Dataset rows about figures

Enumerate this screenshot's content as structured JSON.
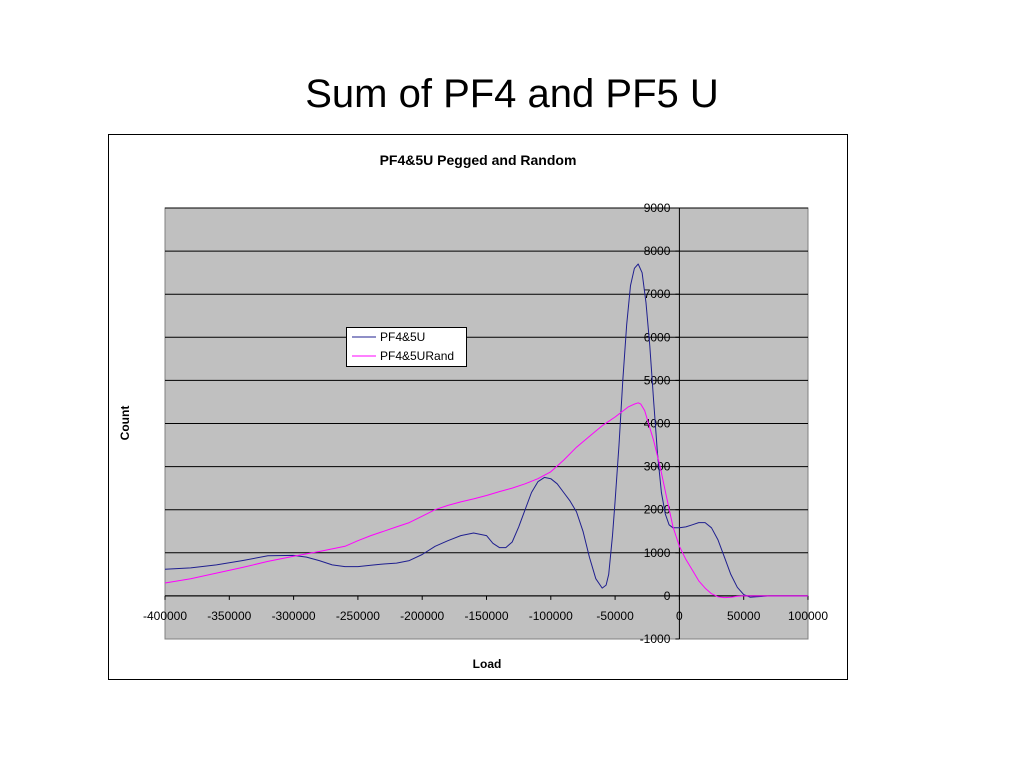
{
  "slide": {
    "title": "Sum of PF4 and PF5 U"
  },
  "chart_data": {
    "type": "line",
    "title": "PF4&5U Pegged and Random",
    "xlabel": "Load",
    "ylabel": "Count",
    "xlim": [
      -400000,
      100000
    ],
    "ylim": [
      -1000,
      9000
    ],
    "x_ticks": [
      -400000,
      -350000,
      -300000,
      -250000,
      -200000,
      -150000,
      -100000,
      -50000,
      0,
      50000,
      100000
    ],
    "y_ticks": [
      -1000,
      0,
      1000,
      2000,
      3000,
      4000,
      5000,
      6000,
      7000,
      8000,
      9000
    ],
    "grid": "horizontal",
    "legend": "upper-left-center",
    "series": [
      {
        "name": "PF4&5U",
        "color": "#1f1f8f",
        "points": [
          [
            -400000,
            620
          ],
          [
            -380000,
            650
          ],
          [
            -360000,
            720
          ],
          [
            -340000,
            820
          ],
          [
            -320000,
            930
          ],
          [
            -300000,
            940
          ],
          [
            -290000,
            900
          ],
          [
            -280000,
            820
          ],
          [
            -270000,
            720
          ],
          [
            -260000,
            680
          ],
          [
            -250000,
            680
          ],
          [
            -240000,
            710
          ],
          [
            -230000,
            740
          ],
          [
            -220000,
            760
          ],
          [
            -210000,
            820
          ],
          [
            -200000,
            960
          ],
          [
            -190000,
            1150
          ],
          [
            -180000,
            1280
          ],
          [
            -170000,
            1400
          ],
          [
            -160000,
            1460
          ],
          [
            -150000,
            1400
          ],
          [
            -145000,
            1220
          ],
          [
            -140000,
            1120
          ],
          [
            -135000,
            1120
          ],
          [
            -130000,
            1250
          ],
          [
            -125000,
            1600
          ],
          [
            -120000,
            2000
          ],
          [
            -115000,
            2400
          ],
          [
            -110000,
            2650
          ],
          [
            -105000,
            2750
          ],
          [
            -100000,
            2720
          ],
          [
            -95000,
            2600
          ],
          [
            -90000,
            2400
          ],
          [
            -85000,
            2200
          ],
          [
            -80000,
            1950
          ],
          [
            -75000,
            1500
          ],
          [
            -70000,
            900
          ],
          [
            -65000,
            400
          ],
          [
            -60000,
            180
          ],
          [
            -57000,
            250
          ],
          [
            -55000,
            500
          ],
          [
            -52000,
            1400
          ],
          [
            -50000,
            2200
          ],
          [
            -47000,
            3500
          ],
          [
            -44000,
            5000
          ],
          [
            -41000,
            6300
          ],
          [
            -38000,
            7200
          ],
          [
            -35000,
            7600
          ],
          [
            -32000,
            7700
          ],
          [
            -29000,
            7500
          ],
          [
            -26000,
            6800
          ],
          [
            -23000,
            5800
          ],
          [
            -20000,
            4500
          ],
          [
            -17000,
            3300
          ],
          [
            -14000,
            2400
          ],
          [
            -11000,
            1900
          ],
          [
            -8000,
            1650
          ],
          [
            -5000,
            1580
          ],
          [
            0,
            1580
          ],
          [
            5000,
            1600
          ],
          [
            10000,
            1650
          ],
          [
            15000,
            1700
          ],
          [
            20000,
            1700
          ],
          [
            25000,
            1580
          ],
          [
            30000,
            1300
          ],
          [
            35000,
            900
          ],
          [
            40000,
            500
          ],
          [
            45000,
            200
          ],
          [
            50000,
            30
          ],
          [
            55000,
            -30
          ],
          [
            60000,
            -20
          ],
          [
            70000,
            0
          ],
          [
            80000,
            0
          ],
          [
            90000,
            0
          ],
          [
            100000,
            0
          ]
        ]
      },
      {
        "name": "PF4&5URand",
        "color": "#ff00ff",
        "points": [
          [
            -400000,
            300
          ],
          [
            -380000,
            400
          ],
          [
            -360000,
            530
          ],
          [
            -340000,
            660
          ],
          [
            -320000,
            800
          ],
          [
            -300000,
            920
          ],
          [
            -280000,
            1030
          ],
          [
            -260000,
            1150
          ],
          [
            -250000,
            1280
          ],
          [
            -240000,
            1400
          ],
          [
            -230000,
            1500
          ],
          [
            -220000,
            1600
          ],
          [
            -210000,
            1700
          ],
          [
            -200000,
            1850
          ],
          [
            -190000,
            2000
          ],
          [
            -180000,
            2100
          ],
          [
            -170000,
            2180
          ],
          [
            -160000,
            2250
          ],
          [
            -150000,
            2330
          ],
          [
            -140000,
            2420
          ],
          [
            -130000,
            2500
          ],
          [
            -120000,
            2600
          ],
          [
            -110000,
            2720
          ],
          [
            -100000,
            2880
          ],
          [
            -90000,
            3150
          ],
          [
            -80000,
            3450
          ],
          [
            -70000,
            3700
          ],
          [
            -60000,
            3950
          ],
          [
            -50000,
            4150
          ],
          [
            -40000,
            4380
          ],
          [
            -35000,
            4450
          ],
          [
            -32000,
            4480
          ],
          [
            -30000,
            4450
          ],
          [
            -27000,
            4300
          ],
          [
            -24000,
            4000
          ],
          [
            -20000,
            3600
          ],
          [
            -15000,
            3000
          ],
          [
            -10000,
            2300
          ],
          [
            -5000,
            1600
          ],
          [
            0,
            1150
          ],
          [
            5000,
            850
          ],
          [
            10000,
            600
          ],
          [
            15000,
            350
          ],
          [
            20000,
            180
          ],
          [
            25000,
            50
          ],
          [
            30000,
            -20
          ],
          [
            35000,
            -40
          ],
          [
            40000,
            -30
          ],
          [
            45000,
            -10
          ],
          [
            50000,
            0
          ],
          [
            60000,
            0
          ],
          [
            80000,
            0
          ],
          [
            100000,
            0
          ]
        ]
      }
    ]
  }
}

• WORK TO DO:
In the entries above, find each line with the word "title" and copy it.

• OUTPUT OF THE TASK:
    "title": "Sum of PF4 and PF5 U"
    "title": "PF4&5U Pegged and Random",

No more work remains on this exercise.